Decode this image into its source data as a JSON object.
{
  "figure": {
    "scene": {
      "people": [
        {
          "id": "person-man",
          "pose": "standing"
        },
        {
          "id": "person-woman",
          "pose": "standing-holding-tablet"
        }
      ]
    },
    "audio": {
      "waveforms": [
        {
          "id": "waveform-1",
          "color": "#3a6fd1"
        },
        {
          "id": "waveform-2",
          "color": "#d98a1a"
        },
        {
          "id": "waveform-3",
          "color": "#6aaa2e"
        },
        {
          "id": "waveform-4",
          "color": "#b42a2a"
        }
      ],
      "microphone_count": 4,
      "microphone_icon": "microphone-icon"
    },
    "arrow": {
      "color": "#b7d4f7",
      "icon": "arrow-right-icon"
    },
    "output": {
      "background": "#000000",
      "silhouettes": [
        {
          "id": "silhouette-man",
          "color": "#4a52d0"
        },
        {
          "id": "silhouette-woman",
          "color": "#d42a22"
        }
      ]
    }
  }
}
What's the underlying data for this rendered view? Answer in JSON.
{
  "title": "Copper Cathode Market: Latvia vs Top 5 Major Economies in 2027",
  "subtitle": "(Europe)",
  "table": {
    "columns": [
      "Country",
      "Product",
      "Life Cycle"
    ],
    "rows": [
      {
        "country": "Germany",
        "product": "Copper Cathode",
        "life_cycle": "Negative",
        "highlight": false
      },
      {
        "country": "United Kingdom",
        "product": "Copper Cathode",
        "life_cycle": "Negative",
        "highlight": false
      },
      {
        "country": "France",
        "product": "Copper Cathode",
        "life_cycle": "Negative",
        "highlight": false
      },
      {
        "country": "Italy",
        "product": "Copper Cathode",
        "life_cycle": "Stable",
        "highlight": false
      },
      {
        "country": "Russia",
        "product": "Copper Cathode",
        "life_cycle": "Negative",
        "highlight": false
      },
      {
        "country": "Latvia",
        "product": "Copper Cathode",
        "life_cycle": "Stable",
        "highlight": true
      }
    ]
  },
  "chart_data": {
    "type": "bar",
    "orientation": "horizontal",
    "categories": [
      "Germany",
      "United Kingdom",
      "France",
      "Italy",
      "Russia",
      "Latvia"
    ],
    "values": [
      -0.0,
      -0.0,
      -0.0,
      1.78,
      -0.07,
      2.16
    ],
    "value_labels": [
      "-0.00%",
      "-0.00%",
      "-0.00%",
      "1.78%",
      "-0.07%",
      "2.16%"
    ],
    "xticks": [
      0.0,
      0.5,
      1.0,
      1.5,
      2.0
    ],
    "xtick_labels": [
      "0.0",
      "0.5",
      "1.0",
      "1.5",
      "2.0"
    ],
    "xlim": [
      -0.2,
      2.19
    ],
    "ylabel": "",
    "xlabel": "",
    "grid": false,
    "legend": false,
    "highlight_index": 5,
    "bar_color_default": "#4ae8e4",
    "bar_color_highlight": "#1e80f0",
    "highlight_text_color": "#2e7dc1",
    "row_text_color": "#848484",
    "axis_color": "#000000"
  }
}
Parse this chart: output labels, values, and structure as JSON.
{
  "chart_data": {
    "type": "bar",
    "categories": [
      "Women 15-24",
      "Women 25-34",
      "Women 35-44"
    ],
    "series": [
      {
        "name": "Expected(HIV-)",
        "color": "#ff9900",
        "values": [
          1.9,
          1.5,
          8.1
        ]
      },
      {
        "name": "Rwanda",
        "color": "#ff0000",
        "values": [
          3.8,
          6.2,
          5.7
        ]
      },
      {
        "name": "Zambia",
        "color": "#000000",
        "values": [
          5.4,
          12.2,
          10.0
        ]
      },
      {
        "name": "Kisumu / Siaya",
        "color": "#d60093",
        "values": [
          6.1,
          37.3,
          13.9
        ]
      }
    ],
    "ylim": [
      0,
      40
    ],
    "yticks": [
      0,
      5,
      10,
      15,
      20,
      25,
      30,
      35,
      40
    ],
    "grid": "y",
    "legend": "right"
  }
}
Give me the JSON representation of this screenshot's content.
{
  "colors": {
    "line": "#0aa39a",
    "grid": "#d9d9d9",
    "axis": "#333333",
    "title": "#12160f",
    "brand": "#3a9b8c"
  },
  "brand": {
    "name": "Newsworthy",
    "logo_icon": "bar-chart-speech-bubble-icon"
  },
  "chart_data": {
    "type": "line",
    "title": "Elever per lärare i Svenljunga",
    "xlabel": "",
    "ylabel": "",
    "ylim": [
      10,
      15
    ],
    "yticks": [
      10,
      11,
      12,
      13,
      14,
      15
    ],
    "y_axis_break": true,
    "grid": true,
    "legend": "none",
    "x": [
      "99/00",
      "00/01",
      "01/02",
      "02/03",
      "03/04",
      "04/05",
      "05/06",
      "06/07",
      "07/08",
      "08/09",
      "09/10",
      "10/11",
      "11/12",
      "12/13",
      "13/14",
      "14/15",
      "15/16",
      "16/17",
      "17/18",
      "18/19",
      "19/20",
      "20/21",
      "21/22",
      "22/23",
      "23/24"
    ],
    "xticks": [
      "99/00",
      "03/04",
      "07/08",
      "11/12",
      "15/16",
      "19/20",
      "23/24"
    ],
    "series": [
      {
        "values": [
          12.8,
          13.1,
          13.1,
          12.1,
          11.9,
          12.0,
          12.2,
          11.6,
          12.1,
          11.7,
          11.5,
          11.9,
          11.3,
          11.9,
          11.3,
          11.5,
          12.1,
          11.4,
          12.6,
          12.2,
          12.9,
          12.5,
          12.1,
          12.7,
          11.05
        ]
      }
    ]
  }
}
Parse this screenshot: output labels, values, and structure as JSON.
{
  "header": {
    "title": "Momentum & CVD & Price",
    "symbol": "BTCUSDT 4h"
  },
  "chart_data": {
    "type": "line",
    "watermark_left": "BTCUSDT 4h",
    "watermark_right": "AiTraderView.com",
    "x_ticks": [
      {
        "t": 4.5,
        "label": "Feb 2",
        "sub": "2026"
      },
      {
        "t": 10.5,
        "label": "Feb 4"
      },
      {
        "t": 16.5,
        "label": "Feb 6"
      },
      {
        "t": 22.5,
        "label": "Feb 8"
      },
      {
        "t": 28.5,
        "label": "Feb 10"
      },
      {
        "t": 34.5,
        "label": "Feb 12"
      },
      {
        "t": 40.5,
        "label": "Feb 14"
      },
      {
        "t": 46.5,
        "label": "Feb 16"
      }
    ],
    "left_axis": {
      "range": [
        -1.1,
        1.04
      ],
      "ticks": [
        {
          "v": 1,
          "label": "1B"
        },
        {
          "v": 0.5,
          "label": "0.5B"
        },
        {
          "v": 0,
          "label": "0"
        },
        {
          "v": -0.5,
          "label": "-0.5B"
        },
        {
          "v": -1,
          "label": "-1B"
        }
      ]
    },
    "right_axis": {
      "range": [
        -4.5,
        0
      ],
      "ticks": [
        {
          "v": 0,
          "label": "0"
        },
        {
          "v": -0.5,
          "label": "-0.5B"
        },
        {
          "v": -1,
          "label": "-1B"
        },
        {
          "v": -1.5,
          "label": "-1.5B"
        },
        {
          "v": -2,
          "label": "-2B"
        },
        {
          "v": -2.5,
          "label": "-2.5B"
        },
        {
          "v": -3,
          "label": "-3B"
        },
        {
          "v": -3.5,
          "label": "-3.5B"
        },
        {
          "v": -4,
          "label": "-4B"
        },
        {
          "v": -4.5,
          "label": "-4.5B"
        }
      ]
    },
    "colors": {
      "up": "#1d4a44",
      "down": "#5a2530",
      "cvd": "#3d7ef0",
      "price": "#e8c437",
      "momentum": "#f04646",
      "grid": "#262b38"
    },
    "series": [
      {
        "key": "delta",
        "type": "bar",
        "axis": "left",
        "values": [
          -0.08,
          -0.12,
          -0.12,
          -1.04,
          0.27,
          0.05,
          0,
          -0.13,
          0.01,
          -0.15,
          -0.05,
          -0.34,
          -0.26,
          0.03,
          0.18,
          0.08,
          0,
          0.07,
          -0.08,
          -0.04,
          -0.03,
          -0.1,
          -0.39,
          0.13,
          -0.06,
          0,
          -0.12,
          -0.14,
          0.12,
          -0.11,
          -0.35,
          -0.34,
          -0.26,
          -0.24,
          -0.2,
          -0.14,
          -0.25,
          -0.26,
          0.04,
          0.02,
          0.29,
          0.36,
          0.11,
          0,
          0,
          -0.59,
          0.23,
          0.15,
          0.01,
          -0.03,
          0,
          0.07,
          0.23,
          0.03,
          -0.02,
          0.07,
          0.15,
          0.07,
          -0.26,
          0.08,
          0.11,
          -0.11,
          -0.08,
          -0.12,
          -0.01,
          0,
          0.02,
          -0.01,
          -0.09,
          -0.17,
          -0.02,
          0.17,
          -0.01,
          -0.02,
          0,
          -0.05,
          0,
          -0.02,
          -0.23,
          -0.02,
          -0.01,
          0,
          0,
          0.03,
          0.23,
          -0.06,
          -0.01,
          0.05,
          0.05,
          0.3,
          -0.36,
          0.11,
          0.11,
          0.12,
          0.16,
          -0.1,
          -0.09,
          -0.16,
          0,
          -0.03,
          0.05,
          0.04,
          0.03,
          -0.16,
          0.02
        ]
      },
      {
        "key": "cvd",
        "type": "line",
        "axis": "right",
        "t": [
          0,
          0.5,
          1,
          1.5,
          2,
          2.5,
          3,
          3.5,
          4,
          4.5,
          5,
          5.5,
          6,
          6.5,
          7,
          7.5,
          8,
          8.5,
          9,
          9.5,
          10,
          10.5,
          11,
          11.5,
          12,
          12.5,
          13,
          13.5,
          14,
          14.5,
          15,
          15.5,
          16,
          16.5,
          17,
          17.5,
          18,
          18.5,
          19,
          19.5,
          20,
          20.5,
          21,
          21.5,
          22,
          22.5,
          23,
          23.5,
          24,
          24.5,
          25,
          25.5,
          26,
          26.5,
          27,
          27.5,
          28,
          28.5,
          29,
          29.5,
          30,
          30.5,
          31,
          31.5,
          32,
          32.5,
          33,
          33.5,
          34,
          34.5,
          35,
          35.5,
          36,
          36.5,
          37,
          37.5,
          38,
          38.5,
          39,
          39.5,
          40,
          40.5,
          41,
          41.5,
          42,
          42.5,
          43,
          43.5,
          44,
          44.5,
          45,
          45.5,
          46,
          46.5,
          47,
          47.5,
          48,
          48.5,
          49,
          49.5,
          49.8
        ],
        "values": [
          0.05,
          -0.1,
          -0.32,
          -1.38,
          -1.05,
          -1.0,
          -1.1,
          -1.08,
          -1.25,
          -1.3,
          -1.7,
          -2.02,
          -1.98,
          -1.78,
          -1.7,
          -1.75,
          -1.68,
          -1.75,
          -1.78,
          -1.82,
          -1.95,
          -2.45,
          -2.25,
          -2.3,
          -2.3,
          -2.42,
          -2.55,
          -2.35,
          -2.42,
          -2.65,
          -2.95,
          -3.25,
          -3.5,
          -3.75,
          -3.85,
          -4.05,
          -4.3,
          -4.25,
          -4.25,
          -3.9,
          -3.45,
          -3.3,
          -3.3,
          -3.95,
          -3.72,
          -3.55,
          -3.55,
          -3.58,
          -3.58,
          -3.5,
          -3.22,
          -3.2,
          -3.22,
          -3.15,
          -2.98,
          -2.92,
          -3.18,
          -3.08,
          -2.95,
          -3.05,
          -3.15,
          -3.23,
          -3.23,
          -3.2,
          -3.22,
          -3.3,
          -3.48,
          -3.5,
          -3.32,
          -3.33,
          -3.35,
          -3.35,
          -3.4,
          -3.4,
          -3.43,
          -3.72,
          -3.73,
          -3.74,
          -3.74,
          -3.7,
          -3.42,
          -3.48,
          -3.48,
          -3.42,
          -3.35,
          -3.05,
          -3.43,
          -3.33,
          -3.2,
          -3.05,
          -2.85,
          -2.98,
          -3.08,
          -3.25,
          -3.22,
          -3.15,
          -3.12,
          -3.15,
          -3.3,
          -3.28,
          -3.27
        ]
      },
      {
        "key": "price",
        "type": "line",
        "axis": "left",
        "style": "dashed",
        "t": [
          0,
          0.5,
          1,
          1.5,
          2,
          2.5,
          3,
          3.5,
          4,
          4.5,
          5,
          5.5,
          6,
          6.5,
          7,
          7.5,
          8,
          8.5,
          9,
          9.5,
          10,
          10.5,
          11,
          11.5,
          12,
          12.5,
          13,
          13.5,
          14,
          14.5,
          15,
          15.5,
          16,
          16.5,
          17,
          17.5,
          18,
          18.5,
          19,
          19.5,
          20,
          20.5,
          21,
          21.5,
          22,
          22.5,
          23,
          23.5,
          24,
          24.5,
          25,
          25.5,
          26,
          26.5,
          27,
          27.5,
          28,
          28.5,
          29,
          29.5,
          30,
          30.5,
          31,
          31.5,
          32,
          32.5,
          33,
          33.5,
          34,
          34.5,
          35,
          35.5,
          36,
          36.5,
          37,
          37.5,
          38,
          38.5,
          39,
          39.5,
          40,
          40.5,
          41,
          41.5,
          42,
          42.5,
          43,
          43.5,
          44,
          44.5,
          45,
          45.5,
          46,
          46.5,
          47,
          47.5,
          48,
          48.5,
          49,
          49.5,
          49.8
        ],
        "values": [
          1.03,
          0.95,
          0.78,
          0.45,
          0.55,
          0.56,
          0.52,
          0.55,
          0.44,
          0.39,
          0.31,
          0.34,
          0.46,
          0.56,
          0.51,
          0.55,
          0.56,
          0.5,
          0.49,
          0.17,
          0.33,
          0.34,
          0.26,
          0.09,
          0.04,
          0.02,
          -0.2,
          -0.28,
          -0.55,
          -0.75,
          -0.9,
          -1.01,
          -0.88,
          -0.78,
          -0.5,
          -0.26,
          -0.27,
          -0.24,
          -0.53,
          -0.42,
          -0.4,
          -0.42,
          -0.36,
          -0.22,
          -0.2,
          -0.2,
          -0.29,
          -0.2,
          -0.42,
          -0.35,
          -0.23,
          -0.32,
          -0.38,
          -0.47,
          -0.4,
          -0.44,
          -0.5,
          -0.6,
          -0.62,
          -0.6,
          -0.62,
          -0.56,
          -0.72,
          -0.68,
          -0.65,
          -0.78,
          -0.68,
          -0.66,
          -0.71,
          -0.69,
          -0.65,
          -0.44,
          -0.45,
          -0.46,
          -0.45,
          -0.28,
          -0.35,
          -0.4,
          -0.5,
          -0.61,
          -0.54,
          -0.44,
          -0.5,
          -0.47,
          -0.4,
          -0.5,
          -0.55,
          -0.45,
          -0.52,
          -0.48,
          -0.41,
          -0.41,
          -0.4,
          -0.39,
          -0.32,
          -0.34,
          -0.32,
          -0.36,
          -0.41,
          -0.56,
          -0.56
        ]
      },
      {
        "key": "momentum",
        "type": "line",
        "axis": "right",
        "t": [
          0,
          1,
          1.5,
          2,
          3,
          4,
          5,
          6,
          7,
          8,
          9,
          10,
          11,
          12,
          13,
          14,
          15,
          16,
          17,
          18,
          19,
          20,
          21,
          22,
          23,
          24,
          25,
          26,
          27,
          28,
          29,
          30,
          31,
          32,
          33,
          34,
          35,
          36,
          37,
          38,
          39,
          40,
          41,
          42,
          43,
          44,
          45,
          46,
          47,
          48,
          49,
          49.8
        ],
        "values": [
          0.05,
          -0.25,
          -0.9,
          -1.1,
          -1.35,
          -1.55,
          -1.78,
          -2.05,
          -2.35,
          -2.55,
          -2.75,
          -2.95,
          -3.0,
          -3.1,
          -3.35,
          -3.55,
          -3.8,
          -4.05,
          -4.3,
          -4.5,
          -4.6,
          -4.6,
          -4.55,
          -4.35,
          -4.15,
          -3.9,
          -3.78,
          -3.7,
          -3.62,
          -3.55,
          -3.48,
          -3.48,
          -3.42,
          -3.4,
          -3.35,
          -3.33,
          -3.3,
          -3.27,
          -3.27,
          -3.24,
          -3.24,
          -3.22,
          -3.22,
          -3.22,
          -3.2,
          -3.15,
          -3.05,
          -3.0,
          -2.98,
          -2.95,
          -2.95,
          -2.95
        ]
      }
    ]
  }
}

====

GOAL OF THE EXERCISE
From the data above, copy each line that has the string "pose".

FINAL ANSWER
          "pose": "standing"
          "pose": "standing-holding-tablet"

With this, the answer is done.